═════ PROVIDED DATA ═════

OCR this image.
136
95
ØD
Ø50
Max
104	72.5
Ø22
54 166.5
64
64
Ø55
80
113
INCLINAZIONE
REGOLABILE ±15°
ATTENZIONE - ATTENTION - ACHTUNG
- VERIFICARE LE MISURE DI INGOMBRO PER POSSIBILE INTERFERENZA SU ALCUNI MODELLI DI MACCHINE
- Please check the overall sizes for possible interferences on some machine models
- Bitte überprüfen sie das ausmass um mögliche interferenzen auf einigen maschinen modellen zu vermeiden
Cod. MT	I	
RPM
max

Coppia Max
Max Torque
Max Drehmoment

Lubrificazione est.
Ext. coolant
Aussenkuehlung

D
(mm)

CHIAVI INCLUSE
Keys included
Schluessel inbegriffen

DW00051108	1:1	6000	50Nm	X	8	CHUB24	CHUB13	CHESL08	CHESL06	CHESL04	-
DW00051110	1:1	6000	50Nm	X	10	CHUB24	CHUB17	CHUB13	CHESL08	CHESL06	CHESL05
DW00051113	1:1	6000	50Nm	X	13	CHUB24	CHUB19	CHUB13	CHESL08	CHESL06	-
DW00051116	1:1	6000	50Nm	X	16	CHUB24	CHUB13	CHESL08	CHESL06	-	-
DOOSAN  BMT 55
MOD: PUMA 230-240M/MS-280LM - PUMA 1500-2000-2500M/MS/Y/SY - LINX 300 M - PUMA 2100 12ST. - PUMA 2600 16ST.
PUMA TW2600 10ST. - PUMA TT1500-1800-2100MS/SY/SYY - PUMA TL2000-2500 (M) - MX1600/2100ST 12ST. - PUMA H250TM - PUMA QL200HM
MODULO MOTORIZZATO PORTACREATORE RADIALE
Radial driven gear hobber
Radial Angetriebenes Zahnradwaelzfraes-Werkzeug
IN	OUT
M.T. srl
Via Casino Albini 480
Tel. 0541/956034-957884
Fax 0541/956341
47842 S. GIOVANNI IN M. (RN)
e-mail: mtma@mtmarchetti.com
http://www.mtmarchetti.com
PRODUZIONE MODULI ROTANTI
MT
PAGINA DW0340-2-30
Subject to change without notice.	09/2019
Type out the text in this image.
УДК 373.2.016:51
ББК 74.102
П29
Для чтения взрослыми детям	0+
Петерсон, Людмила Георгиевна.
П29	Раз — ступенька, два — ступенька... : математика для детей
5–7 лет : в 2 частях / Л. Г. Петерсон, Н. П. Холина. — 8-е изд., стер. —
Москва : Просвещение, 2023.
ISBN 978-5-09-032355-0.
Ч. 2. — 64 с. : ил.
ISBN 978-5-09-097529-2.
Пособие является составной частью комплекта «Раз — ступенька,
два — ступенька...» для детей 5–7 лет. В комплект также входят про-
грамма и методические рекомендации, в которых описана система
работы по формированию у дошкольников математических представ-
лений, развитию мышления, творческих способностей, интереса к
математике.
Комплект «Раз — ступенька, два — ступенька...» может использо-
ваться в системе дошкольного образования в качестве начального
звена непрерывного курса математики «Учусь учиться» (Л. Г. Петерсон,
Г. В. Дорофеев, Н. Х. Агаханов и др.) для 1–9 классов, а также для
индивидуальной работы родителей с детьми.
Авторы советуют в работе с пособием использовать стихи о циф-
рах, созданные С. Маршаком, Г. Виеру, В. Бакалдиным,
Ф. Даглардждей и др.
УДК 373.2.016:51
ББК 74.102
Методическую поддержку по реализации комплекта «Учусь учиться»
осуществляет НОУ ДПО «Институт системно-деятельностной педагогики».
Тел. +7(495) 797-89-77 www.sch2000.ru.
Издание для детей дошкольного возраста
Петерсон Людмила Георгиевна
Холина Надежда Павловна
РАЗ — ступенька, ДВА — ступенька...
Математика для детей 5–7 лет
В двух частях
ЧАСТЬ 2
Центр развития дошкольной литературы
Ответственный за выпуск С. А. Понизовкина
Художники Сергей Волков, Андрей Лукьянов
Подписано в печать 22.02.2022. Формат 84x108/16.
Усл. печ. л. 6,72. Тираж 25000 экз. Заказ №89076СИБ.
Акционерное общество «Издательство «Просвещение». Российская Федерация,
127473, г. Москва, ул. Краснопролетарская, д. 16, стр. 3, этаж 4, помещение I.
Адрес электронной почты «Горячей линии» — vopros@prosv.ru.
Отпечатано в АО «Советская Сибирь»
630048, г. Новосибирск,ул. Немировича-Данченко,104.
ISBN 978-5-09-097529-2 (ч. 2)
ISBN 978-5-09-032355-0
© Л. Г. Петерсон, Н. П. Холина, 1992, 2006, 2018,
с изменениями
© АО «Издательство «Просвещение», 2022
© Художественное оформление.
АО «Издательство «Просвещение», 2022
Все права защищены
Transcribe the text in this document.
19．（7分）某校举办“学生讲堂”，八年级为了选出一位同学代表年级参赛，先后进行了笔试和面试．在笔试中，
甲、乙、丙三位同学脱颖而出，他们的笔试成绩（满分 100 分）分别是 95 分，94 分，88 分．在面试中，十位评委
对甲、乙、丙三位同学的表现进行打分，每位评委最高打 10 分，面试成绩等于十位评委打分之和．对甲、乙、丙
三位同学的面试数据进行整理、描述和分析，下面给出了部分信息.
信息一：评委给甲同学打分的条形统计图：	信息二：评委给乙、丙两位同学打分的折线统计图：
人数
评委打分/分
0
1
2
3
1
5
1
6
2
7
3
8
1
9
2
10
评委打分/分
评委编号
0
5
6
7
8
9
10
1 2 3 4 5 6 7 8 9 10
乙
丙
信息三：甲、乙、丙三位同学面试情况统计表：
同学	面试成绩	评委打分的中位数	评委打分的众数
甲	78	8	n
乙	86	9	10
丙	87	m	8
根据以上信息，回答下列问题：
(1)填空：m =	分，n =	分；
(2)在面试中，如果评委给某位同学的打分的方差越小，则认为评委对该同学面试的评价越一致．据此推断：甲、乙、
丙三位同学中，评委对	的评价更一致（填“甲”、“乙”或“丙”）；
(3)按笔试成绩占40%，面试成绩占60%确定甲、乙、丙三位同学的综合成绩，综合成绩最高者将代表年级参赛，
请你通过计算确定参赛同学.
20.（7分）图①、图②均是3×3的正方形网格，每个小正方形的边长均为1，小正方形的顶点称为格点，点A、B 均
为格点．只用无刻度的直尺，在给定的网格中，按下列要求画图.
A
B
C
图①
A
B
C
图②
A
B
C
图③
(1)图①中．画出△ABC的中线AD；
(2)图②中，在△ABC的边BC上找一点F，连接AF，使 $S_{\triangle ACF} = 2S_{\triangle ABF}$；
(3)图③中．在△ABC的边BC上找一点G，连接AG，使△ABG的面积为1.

═════

◆ PROBLEM DESCRIPTION
Look through the data above. Each line containing the word "Людмила" needs to be copied.

◆ COMPLETED TASK
Петерсон, Людмила Георгиевна.
Петерсон Людмила Георгиевна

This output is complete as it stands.